[A run of records]
====

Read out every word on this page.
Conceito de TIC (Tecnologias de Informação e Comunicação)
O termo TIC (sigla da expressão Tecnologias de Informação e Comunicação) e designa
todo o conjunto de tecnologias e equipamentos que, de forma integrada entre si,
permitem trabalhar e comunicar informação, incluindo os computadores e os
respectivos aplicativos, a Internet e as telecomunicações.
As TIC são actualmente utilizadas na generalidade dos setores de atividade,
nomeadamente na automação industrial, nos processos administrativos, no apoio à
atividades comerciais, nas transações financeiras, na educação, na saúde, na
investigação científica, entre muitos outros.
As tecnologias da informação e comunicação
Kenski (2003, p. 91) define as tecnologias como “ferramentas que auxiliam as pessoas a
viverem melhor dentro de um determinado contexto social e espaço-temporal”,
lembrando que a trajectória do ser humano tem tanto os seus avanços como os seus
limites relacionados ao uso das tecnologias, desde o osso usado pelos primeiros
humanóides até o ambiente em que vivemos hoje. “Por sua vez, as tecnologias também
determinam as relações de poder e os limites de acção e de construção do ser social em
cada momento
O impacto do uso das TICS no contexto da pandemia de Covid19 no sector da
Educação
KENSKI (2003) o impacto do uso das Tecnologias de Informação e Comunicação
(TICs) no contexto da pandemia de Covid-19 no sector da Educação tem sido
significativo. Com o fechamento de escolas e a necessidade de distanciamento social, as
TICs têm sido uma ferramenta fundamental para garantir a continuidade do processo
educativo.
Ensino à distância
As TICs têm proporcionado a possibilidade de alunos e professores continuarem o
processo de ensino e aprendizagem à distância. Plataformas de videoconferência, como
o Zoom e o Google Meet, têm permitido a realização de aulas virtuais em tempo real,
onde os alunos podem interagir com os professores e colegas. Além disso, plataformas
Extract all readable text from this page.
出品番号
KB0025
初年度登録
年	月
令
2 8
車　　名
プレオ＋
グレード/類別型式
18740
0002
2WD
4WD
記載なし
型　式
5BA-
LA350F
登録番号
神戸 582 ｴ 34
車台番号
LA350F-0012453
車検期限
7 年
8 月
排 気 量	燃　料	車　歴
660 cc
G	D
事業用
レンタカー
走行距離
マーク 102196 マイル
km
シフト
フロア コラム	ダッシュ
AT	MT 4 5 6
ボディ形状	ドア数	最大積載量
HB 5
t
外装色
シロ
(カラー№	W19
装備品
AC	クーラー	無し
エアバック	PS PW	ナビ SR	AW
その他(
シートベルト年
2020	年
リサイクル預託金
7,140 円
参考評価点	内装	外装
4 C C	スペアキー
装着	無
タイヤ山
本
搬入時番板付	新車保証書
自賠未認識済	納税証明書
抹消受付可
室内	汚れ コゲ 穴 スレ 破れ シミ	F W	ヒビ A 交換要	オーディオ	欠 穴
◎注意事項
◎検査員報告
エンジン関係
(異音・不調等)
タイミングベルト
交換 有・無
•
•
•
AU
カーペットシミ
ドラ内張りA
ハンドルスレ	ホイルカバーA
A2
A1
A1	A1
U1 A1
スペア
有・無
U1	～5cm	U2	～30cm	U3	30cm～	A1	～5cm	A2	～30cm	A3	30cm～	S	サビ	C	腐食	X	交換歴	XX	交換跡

====

Short exercise: Transcribe all of the entries without altering anything.

Response to the exercise:
Read out every word on this page.
Conceito de TIC (Tecnologias de Informação e Comunicação)
O termo TIC (sigla da expressão Tecnologias de Informação e Comunicação) e designa
todo o conjunto de tecnologias e equipamentos que, de forma integrada entre si,
permitem trabalhar e comunicar informação, incluindo os computadores e os
respectivos aplicativos, a Internet e as telecomunicações.
As TIC são actualmente utilizadas na generalidade dos setores de atividade,
nomeadamente na automação industrial, nos processos administrativos, no apoio à
atividades comerciais, nas transações financeiras, na educação, na saúde, na
investigação científica, entre muitos outros.
As tecnologias da informação e comunicação
Kenski (2003, p. 91) define as tecnologias como “ferramentas que auxiliam as pessoas a
viverem melhor dentro de um determinado contexto social e espaço-temporal”,
lembrando que a trajectória do ser humano tem tanto os seus avanços como os seus
limites relacionados ao uso das tecnologias, desde o osso usado pelos primeiros
humanóides até o ambiente em que vivemos hoje. “Por sua vez, as tecnologias também
determinam as relações de poder e os limites de acção e de construção do ser social em
cada momento
O impacto do uso das TICS no contexto da pandemia de Covid19 no sector da
Educação
KENSKI (2003) o impacto do uso das Tecnologias de Informação e Comunicação
(TICs) no contexto da pandemia de Covid-19 no sector da Educação tem sido
significativo. Com o fechamento de escolas e a necessidade de distanciamento social, as
TICs têm sido uma ferramenta fundamental para garantir a continuidade do processo
educativo.
Ensino à distância
As TICs têm proporcionado a possibilidade de alunos e professores continuarem o
processo de ensino e aprendizagem à distância. Plataformas de videoconferência, como
o Zoom e o Google Meet, têm permitido a realização de aulas virtuais em tempo real,
onde os alunos podem interagir com os professores e colegas. Além disso, plataformas
Extract all readable text from this page.
出品番号
KB0025
初年度登録
年	月
令
2 8
車　　名
プレオ＋
グレード/類別型式
18740
0002
2WD
4WD
記載なし
型　式
5BA-
LA350F
登録番号
神戸 582 ｴ 34
車台番号
LA350F-0012453
車検期限
7 年
8 月
排 気 量	燃　料	車　歴
660 cc
G	D
事業用
レンタカー
走行距離
マーク 102196 マイル
km
シフト
フロア コラム	ダッシュ
AT	MT 4 5 6
ボディ形状	ドア数	最大積載量
HB 5
t
外装色
シロ
(カラー№	W19
装備品
AC	クーラー	無し
エアバック	PS PW	ナビ SR	AW
その他(
シートベルト年
2020	年
リサイクル預託金
7,140 円
参考評価点	内装	外装
4 C C	スペアキー
装着	無
タイヤ山
本
搬入時番板付	新車保証書
自賠未認識済	納税証明書
抹消受付可
室内	汚れ コゲ 穴 スレ 破れ シミ	F W	ヒビ A 交換要	オーディオ	欠 穴
◎注意事項
◎検査員報告
エンジン関係
(異音・不調等)
タイミングベルト
交換 有・無
•
•
•
AU
カーペットシミ
ドラ内張りA
ハンドルスレ	ホイルカバーA
A2
A1
A1	A1
U1 A1
スペア
有・無
U1	～5cm	U2	～30cm	U3	30cm～	A1	～5cm	A2	～30cm	A3	30cm～	S	サビ	C	腐食	X	交換歴	XX	交換跡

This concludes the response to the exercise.